* [Written task]: Reproduce the records below exactly as they appear, omitting any pictures they contain.

[Collected data]

· · · · · · ·

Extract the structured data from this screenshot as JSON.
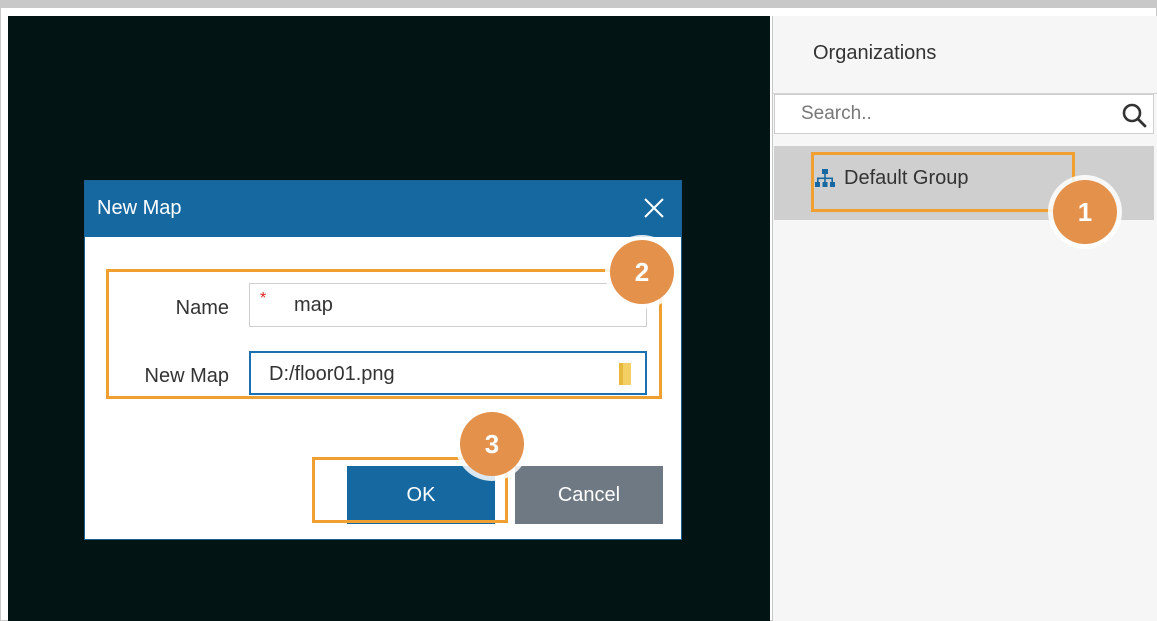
{
  "sidebar": {
    "title": "Organizations",
    "search": {
      "placeholder": "Search.."
    },
    "tree": [
      {
        "label": "Default Group"
      }
    ]
  },
  "dialog": {
    "title": "New Map",
    "fields": {
      "name": {
        "label": "Name",
        "value": "map",
        "required_mark": "*"
      },
      "new_map": {
        "label": "New Map",
        "value": "D:/floor01.png"
      }
    },
    "buttons": {
      "ok": "OK",
      "cancel": "Cancel"
    }
  },
  "steps": [
    "1",
    "2",
    "3"
  ],
  "colors": {
    "map_background": "#031414",
    "dialog_header": "#1668a1",
    "highlight": "#f0a030",
    "step_badge": "#e4914b"
  }
}
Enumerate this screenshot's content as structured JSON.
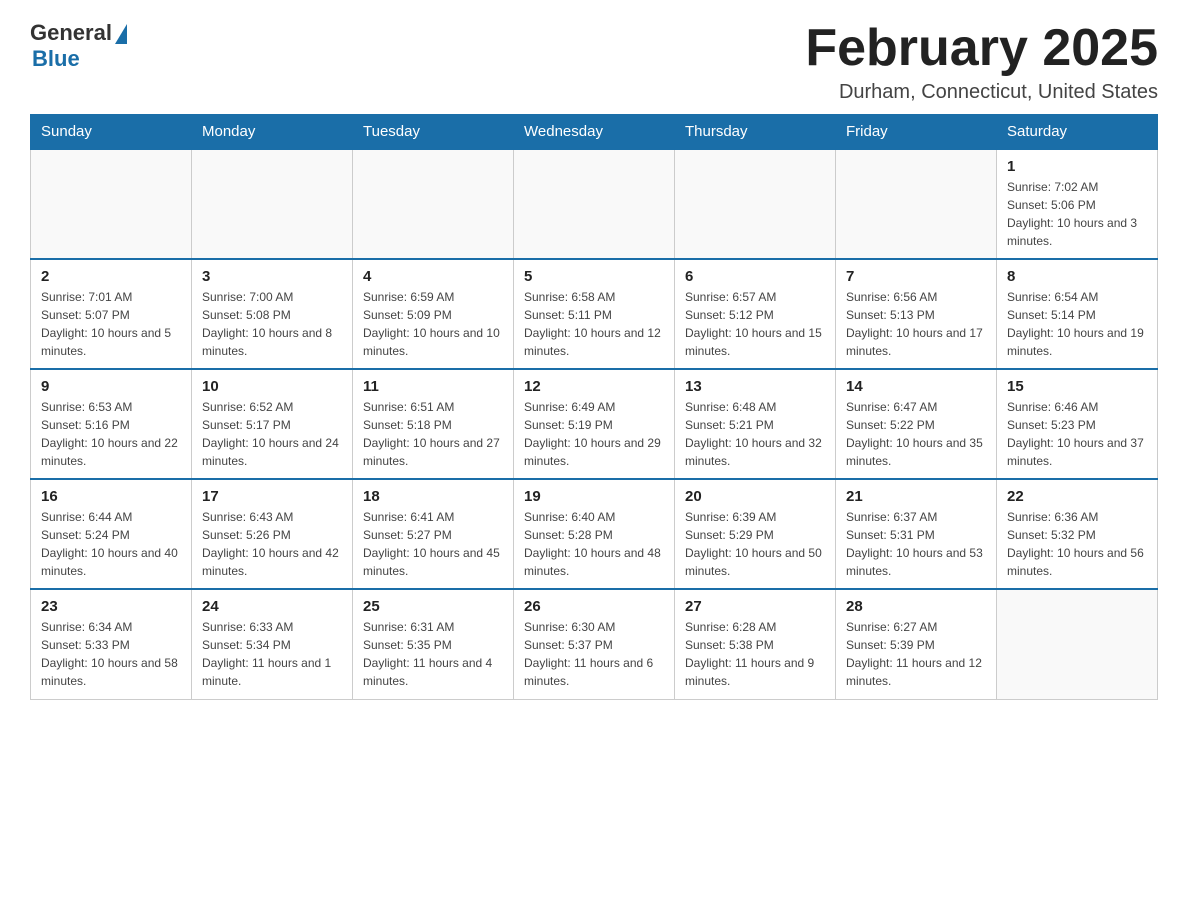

· · · · · · ·

* [Output of the exercise]:
Extract the structured data from this screenshot as JSON.
{
  "sidebar": {
    "title": "Organizations",
    "search": {
      "placeholder": "Search.."
    },
    "tree": [
      {
        "label": "Default Group"
      }
    ]
  },
  "dialog": {
    "title": "New Map",
    "fields": {
      "name": {
        "label": "Name",
        "value": "map",
        "required_mark": "*"
      },
      "new_map": {
        "label": "New Map",
        "value": "D:/floor01.png"
      }
    },
    "buttons": {
      "ok": "OK",
      "cancel": "Cancel"
    }
  },
  "steps": [
    "1",
    "2",
    "3"
  ],
  "colors": {
    "map_background": "#031414",
    "dialog_header": "#1668a1",
    "highlight": "#f0a030",
    "step_badge": "#e4914b"
  }
}
Enumerate this screenshot's content as structured JSON.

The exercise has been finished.